→ Document passage:
Zanatdy · 17/04/2023 10:51

You definitely need to talk to a professional as it might not be the easier choice, it’s a major surgery as others have said and a vagina birth I’m sure is safer (I’m sure someone will quickly correct me if I’m wrong). People will judge you for effectively choosing a C section, that will happen. As long as you’re confident in your choice then ignore. They won’t let you choose one if they don’t think it’s appropriate. It’s certainly not an easy option, I was home eating pizza 3hrs after my last birth with not even a stitch. My friend took weeks to recover from her elected section. It certainly wasn’t an easy option for her

OhwhyOY · 17/04/2023 10:52

People can be idiots. A c-section is a proper birth whatever anyone says - the important thing is bringing the baby into the world in the safest way for you and for them. I would say think carefully about this decision and talk it through with your consultant as c-sections are major surgery and there is lots of evidence that vaginally births do provide benefits for the baby over c-sections (e.g. stronger immune systems, milk usually coming in easier etc). But if you talk it through with your consultant and you decide it is the right thing for you then that's all that matters. I think some people like to show off about how 'brave' they were which is probably in a way bravado to convince themselves they made the right choice. That said natural birth (whether medicated or not) can be amazing and give you such a high that your body achieved all that. But equally many women have long, traumatic births and given the choice to go back would have opted for a c-section. You just have to make the best choice for you and the baby, and ignore any 'helpful' advice from the naysayers.

→ Document structure recognition data:
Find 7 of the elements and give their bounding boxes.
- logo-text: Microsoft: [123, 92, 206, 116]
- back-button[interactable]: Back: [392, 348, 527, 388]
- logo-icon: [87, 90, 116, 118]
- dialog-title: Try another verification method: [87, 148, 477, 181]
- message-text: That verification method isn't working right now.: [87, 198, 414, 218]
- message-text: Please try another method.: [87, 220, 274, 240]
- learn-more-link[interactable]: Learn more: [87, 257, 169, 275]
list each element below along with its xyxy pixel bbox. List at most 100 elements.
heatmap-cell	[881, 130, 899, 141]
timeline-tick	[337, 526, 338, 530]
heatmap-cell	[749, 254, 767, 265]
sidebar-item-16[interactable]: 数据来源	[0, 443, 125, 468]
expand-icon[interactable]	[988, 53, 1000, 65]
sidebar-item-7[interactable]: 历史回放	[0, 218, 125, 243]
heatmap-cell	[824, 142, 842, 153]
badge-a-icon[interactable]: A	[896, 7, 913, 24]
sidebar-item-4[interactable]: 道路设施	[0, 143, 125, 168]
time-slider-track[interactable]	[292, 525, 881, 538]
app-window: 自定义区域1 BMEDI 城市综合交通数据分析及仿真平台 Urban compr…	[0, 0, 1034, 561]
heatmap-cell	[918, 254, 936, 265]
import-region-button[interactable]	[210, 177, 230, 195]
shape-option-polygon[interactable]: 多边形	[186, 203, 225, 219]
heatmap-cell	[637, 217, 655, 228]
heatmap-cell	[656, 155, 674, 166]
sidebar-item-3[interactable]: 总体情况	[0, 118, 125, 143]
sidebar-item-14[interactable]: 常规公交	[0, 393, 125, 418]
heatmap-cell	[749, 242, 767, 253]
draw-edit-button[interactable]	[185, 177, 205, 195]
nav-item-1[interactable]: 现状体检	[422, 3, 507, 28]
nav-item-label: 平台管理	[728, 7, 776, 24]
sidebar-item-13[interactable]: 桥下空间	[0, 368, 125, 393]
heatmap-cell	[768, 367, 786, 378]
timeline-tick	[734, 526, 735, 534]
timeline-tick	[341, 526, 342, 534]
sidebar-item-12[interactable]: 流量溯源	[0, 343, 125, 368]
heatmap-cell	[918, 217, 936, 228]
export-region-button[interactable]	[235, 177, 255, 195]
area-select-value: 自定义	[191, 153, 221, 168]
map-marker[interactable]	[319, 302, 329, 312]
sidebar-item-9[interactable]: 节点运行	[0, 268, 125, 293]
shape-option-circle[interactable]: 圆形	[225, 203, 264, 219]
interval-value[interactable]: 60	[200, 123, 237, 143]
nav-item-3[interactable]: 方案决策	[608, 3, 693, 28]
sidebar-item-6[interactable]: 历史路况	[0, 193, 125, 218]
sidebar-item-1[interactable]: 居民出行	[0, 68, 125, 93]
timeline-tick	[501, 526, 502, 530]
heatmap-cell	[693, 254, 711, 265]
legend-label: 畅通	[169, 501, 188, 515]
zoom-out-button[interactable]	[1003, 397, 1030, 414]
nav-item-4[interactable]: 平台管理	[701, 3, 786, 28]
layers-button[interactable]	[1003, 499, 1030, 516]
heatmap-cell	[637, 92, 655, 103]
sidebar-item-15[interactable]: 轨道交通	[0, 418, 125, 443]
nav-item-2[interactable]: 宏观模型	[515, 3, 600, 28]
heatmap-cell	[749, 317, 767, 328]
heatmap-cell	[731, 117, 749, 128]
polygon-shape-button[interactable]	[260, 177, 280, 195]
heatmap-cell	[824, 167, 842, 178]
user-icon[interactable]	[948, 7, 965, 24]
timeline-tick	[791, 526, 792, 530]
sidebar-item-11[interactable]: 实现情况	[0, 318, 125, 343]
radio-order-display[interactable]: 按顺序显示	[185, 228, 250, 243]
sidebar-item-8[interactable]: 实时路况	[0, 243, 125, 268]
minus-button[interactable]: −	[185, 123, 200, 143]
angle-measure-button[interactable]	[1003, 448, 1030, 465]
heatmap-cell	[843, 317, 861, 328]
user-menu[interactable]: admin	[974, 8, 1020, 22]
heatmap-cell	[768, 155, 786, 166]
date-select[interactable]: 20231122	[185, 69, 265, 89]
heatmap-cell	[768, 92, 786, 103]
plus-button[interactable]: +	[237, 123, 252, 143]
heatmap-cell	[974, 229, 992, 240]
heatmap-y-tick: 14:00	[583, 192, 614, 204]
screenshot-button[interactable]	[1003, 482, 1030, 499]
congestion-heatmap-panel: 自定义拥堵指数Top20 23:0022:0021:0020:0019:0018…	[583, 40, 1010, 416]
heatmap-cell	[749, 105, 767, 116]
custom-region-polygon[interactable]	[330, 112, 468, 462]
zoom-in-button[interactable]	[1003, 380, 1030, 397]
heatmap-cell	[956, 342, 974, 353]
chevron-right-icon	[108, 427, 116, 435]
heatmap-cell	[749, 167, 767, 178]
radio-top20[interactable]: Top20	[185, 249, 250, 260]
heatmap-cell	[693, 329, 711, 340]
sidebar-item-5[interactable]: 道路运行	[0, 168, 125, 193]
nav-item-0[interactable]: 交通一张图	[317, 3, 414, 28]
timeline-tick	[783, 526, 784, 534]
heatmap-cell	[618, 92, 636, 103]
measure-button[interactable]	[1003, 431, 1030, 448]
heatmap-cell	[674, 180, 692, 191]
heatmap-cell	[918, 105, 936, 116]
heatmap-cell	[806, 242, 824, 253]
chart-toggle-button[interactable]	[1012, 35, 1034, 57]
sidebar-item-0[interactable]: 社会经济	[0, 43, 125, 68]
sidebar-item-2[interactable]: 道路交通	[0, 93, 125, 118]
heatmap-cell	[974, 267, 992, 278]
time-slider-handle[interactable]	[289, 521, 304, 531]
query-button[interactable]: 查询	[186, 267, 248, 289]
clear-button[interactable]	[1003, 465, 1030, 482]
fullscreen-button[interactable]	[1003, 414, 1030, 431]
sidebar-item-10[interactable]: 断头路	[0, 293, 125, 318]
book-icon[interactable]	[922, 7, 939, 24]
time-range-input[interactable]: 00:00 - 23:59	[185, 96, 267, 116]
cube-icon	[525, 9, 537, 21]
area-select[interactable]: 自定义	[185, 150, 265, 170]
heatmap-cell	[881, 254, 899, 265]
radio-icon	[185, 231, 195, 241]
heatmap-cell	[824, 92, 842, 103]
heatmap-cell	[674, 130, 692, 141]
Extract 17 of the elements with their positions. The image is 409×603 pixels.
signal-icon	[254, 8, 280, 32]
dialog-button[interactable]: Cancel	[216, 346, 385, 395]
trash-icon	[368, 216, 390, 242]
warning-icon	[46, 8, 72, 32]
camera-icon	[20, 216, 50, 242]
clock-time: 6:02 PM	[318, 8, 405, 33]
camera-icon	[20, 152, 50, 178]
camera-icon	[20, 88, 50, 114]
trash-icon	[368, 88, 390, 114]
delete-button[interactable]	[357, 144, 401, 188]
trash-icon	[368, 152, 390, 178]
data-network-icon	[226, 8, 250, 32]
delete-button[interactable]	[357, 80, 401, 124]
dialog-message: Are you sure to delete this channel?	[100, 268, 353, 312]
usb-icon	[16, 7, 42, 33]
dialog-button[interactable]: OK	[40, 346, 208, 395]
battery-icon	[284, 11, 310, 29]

→ Task item A:
In the forum discussion on elective C-sections, how long after the last birth was Zanatdy home eating pizza?
→ Task item B:
Write the next part of the forum discussion on elective C-sections, following on from its final post.

→ Expected output A:
Three hours.

→ Expected output B:
Letspovertyplayagain · 17/04/2023 10:52

This is the second thread today where people have talked about their so called "Friends" @JellyBelly50 your body your choice. Maybe she secretly regrets her choice and can't say. A planned elective C-section is a wonderful experience. I'm so happy for you that you get to hold your baby soon 💗.

AgentJohnson · 17/04/2023 10:53

Your friend is an idiot, casting herself as an expert after one experience. Ignore her!

MsRosley · 17/04/2023 10:53

I understand you're upset and annoyed, but a caesarean is absolutely not the easy option. You'll take much longer to recover, you can't drive for ages, and you jeopardise the chance to ever give birth naturally next time around. Read up on it at least.

Snapdragonz · 17/04/2023 10:53

Giving birth is a personal experience. It literally is doing what feels right for you. Ultimately it doesn't matter to anyone else how you gave birth and it's not a competition. There's no prizes or medals for how anyone gave birth and TBH a friend shouldn't make it into a competition.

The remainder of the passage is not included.